#### What the task asks
Retype the material in full, keeping every word the same.

#### Material to process
╔══

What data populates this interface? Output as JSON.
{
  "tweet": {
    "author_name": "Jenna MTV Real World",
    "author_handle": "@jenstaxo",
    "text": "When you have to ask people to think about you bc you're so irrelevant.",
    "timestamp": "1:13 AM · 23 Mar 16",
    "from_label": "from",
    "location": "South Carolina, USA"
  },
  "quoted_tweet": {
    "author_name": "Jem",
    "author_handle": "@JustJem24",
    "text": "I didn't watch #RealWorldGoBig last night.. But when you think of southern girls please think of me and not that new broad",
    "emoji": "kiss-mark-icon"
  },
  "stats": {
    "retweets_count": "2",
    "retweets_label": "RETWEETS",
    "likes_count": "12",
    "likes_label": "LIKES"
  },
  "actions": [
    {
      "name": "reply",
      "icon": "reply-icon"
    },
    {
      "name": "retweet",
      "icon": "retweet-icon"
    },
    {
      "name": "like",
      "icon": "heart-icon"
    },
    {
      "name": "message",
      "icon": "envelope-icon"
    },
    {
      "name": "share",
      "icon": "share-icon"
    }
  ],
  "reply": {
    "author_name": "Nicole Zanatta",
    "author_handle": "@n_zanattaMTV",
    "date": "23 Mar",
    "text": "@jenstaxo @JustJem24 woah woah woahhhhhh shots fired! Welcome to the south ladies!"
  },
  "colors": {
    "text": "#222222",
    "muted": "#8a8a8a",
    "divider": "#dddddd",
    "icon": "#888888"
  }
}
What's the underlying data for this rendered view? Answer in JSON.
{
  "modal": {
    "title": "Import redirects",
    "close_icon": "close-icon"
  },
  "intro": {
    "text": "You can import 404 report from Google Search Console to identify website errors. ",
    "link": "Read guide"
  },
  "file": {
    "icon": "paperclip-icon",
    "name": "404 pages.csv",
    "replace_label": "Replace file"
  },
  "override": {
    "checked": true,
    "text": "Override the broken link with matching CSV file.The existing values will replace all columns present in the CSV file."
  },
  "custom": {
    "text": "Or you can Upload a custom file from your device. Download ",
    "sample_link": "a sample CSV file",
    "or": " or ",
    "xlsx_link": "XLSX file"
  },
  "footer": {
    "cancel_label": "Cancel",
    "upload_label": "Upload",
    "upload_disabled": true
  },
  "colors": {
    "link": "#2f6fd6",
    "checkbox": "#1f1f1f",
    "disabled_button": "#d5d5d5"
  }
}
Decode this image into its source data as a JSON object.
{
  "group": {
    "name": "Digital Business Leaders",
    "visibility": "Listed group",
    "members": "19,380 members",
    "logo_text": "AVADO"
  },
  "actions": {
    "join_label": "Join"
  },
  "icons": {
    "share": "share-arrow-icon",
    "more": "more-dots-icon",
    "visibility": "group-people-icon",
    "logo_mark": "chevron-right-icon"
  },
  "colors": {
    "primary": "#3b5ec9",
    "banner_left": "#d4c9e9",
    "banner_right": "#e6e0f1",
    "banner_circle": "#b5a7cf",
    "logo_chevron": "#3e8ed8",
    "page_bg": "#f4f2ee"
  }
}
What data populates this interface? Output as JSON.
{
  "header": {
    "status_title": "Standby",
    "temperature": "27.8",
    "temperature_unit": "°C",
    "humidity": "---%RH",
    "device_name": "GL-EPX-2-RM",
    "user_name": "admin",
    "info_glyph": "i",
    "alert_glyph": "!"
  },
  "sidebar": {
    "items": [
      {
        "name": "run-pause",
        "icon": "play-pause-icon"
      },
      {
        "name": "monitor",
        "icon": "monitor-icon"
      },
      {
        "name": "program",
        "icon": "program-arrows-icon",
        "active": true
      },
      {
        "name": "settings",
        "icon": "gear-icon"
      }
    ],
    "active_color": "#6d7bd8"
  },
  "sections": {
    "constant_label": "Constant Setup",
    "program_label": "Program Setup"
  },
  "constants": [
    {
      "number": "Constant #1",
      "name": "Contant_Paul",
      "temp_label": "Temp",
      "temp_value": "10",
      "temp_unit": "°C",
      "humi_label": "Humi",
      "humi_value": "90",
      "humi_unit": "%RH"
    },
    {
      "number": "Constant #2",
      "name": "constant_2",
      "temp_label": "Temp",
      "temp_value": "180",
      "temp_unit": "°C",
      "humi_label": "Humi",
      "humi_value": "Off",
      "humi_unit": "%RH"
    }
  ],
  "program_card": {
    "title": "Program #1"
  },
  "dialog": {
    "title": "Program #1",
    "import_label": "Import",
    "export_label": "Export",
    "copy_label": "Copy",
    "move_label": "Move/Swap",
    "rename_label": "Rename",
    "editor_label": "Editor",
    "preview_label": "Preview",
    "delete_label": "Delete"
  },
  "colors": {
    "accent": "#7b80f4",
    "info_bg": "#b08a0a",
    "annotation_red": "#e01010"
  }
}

╚══

#### Full answer
What data populates this interface? Output as JSON.
{
  "tweet": {
    "author_name": "Jenna MTV Real World",
    "author_handle": "@jenstaxo",
    "text": "When you have to ask people to think about you bc you're so irrelevant.",
    "timestamp": "1:13 AM · 23 Mar 16",
    "from_label": "from",
    "location": "South Carolina, USA"
  },
  "quoted_tweet": {
    "author_name": "Jem",
    "author_handle": "@JustJem24",
    "text": "I didn't watch #RealWorldGoBig last night.. But when you think of southern girls please think of me and not that new broad",
    "emoji": "kiss-mark-icon"
  },
  "stats": {
    "retweets_count": "2",
    "retweets_label": "RETWEETS",
    "likes_count": "12",
    "likes_label": "LIKES"
  },
  "actions": [
    {
      "name": "reply",
      "icon": "reply-icon"
    },
    {
      "name": "retweet",
      "icon": "retweet-icon"
    },
    {
      "name": "like",
      "icon": "heart-icon"
    },
    {
      "name": "message",
      "icon": "envelope-icon"
    },
    {
      "name": "share",
      "icon": "share-icon"
    }
  ],
  "reply": {
    "author_name": "Nicole Zanatta",
    "author_handle": "@n_zanattaMTV",
    "date": "23 Mar",
    "text": "@jenstaxo @JustJem24 woah woah woahhhhhh shots fired! Welcome to the south ladies!"
  },
  "colors": {
    "text": "#222222",
    "muted": "#8a8a8a",
    "divider": "#dddddd",
    "icon": "#888888"
  }
}
What's the underlying data for this rendered view? Answer in JSON.
{
  "modal": {
    "title": "Import redirects",
    "close_icon": "close-icon"
  },
  "intro": {
    "text": "You can import 404 report from Google Search Console to identify website errors. ",
    "link": "Read guide"
  },
  "file": {
    "icon": "paperclip-icon",
    "name": "404 pages.csv",
    "replace_label": "Replace file"
  },
  "override": {
    "checked": true,
    "text": "Override the broken link with matching CSV file.The existing values will replace all columns present in the CSV file."
  },
  "custom": {
    "text": "Or you can Upload a custom file from your device. Download ",
    "sample_link": "a sample CSV file",
    "or": " or ",
    "xlsx_link": "XLSX file"
  },
  "footer": {
    "cancel_label": "Cancel",
    "upload_label": "Upload",
    "upload_disabled": true
  },
  "colors": {
    "link": "#2f6fd6",
    "checkbox": "#1f1f1f",
    "disabled_button": "#d5d5d5"
  }
}
Decode this image into its source data as a JSON object.
{
  "group": {
    "name": "Digital Business Leaders",
    "visibility": "Listed group",
    "members": "19,380 members",
    "logo_text": "AVADO"
  },
  "actions": {
    "join_label": "Join"
  },
  "icons": {
    "share": "share-arrow-icon",
    "more": "more-dots-icon",
    "visibility": "group-people-icon",
    "logo_mark": "chevron-right-icon"
  },
  "colors": {
    "primary": "#3b5ec9",
    "banner_left": "#d4c9e9",
    "banner_right": "#e6e0f1",
    "banner_circle": "#b5a7cf",
    "logo_chevron": "#3e8ed8",
    "page_bg": "#f4f2ee"
  }
}
What data populates this interface? Output as JSON.
{
  "header": {
    "status_title": "Standby",
    "temperature": "27.8",
    "temperature_unit": "°C",
    "humidity": "---%RH",
    "device_name": "GL-EPX-2-RM",
    "user_name": "admin",
    "info_glyph": "i",
    "alert_glyph": "!"
  },
  "sidebar": {
    "items": [
      {
        "name": "run-pause",
        "icon": "play-pause-icon"
      },
      {
        "name": "monitor",
        "icon": "monitor-icon"
      },
      {
        "name": "program",
        "icon": "program-arrows-icon",
        "active": true
      },
      {
        "name": "settings",
        "icon": "gear-icon"
      }
    ],
    "active_color": "#6d7bd8"
  },
  "sections": {
    "constant_label": "Constant Setup",
    "program_label": "Program Setup"
  },
  "constants": [
    {
      "number": "Constant #1",
      "name": "Contant_Paul",
      "temp_label": "Temp",
      "temp_value": "10",
      "temp_unit": "°C",
      "humi_label": "Humi",
      "humi_value": "90",
      "humi_unit": "%RH"
    },
    {
      "number": "Constant #2",
      "name": "constant_2",
      "temp_label": "Temp",
      "temp_value": "180",
      "temp_unit": "°C",
      "humi_label": "Humi",
      "humi_value": "Off",
      "humi_unit": "%RH"
    }
  ],
  "program_card": {
    "title": "Program #1"
  },
  "dialog": {
    "title": "Program #1",
    "import_label": "Import",
    "export_label": "Export",
    "copy_label": "Copy",
    "move_label": "Move/Swap",
    "rename_label": "Rename",
    "editor_label": "Editor",
    "preview_label": "Preview",
    "delete_label": "Delete"
  },
  "colors": {
    "accent": "#7b80f4",
    "info_bg": "#b08a0a",
    "annotation_red": "#e01010"
  }
}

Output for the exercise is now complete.